(Collection entries)
* * *

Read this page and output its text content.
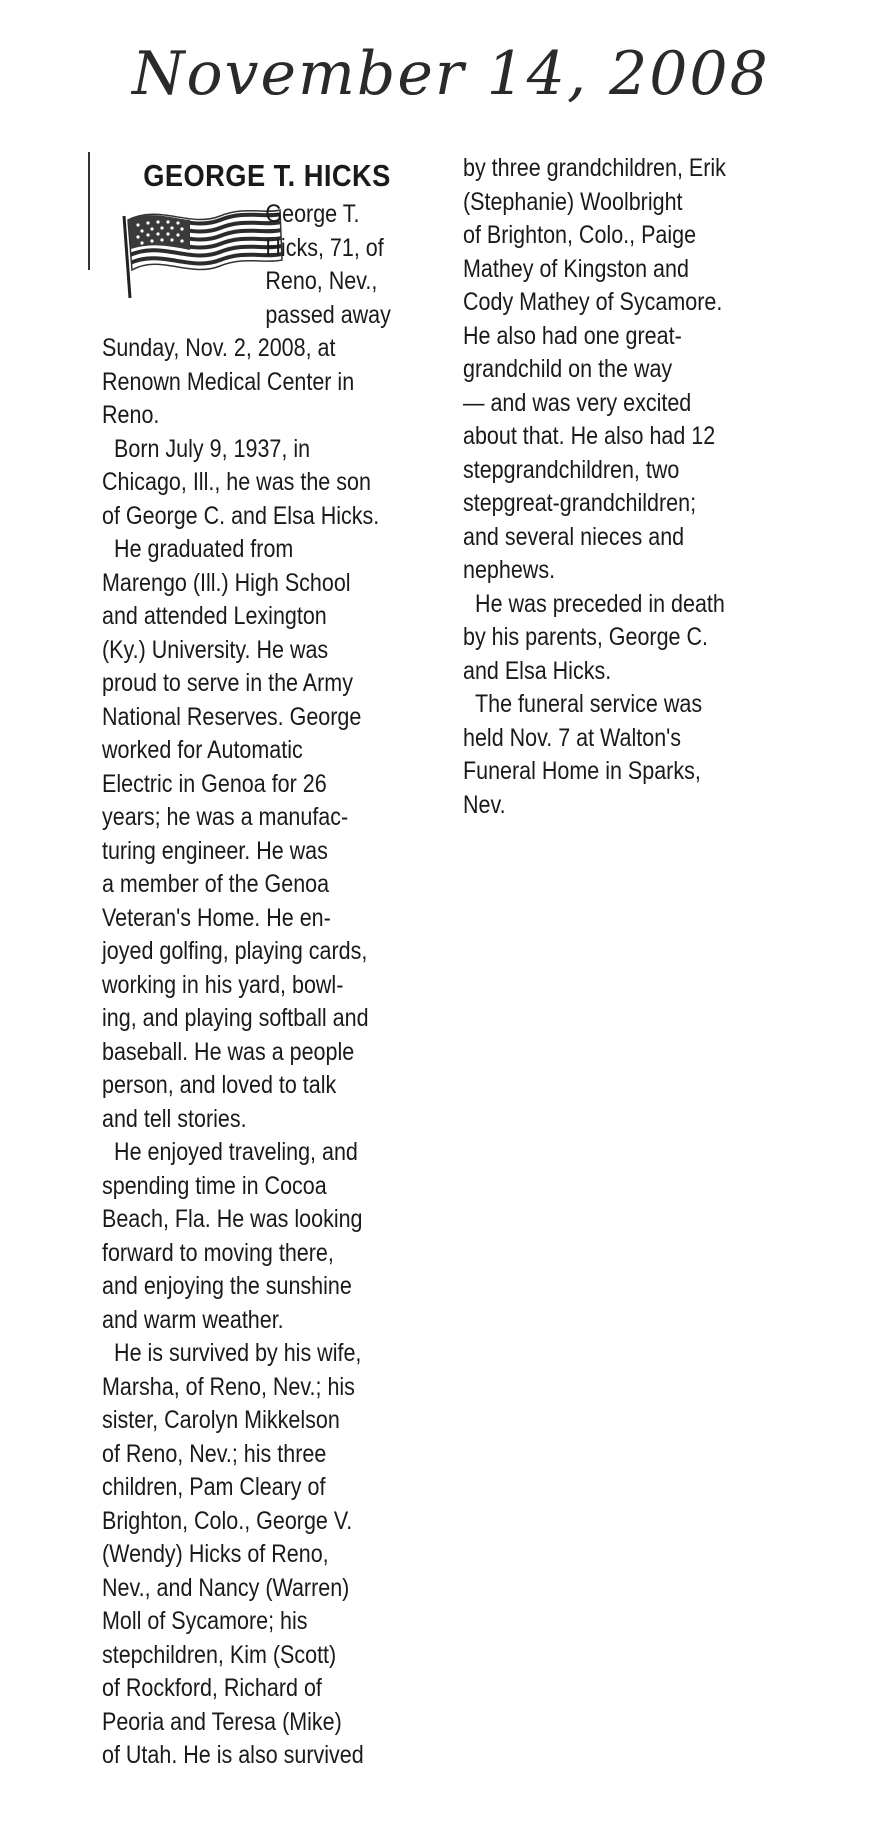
November 14, 2008
GEORGE T. HICKS
George T.
Hicks, 71, of
Reno, Nev.,
passed away
Sunday, Nov. 2, 2008, at
Renown Medical Center in
Reno.
Born July 9, 1937, in
Chicago, Ill., he was the son
of George C. and Elsa Hicks.
He graduated from
Marengo (Ill.) High School
and attended Lexington
(Ky.) University. He was
proud to serve in the Army
National Reserves. George
worked for Automatic
Electric in Genoa for 26
years; he was a manufac-
turing engineer. He was
a member of the Genoa
Veteran's Home. He en-
joyed golfing, playing cards,
working in his yard, bowl-
ing, and playing softball and
baseball. He was a people
person, and loved to talk
and tell stories.
He enjoyed traveling, and
spending time in Cocoa
Beach, Fla. He was looking
forward to moving there,
and enjoying the sunshine
and warm weather.
He is survived by his wife,
Marsha, of Reno, Nev.; his
sister, Carolyn Mikkelson
of Reno, Nev.; his three
children, Pam Cleary of
Brighton, Colo., George V.
(Wendy) Hicks of Reno,
Nev., and Nancy (Warren)
Moll of Sycamore; his
stepchildren, Kim (Scott)
of Rockford, Richard of
Peoria and Teresa (Mike)
of Utah. He is also survived
by three grandchildren, Erik
(Stephanie) Woolbright
of Brighton, Colo., Paige
Mathey of Kingston and
Cody Mathey of Sycamore.
He also had one great-
grandchild on the way
— and was very excited
about that. He also had 12
stepgrandchildren, two
stepgreat-grandchildren;
and several nieces and
nephews.
He was preceded in death
by his parents, George C.
and Elsa Hicks.
The funeral service was
held Nov. 7 at Walton's
Funeral Home in Sparks,
Nev.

* * *

What the exercise asks
Scan the records above for the string "three", then select every line that holds it.

Final result
of Reno, Nev.; his three
by three grandchildren, Erik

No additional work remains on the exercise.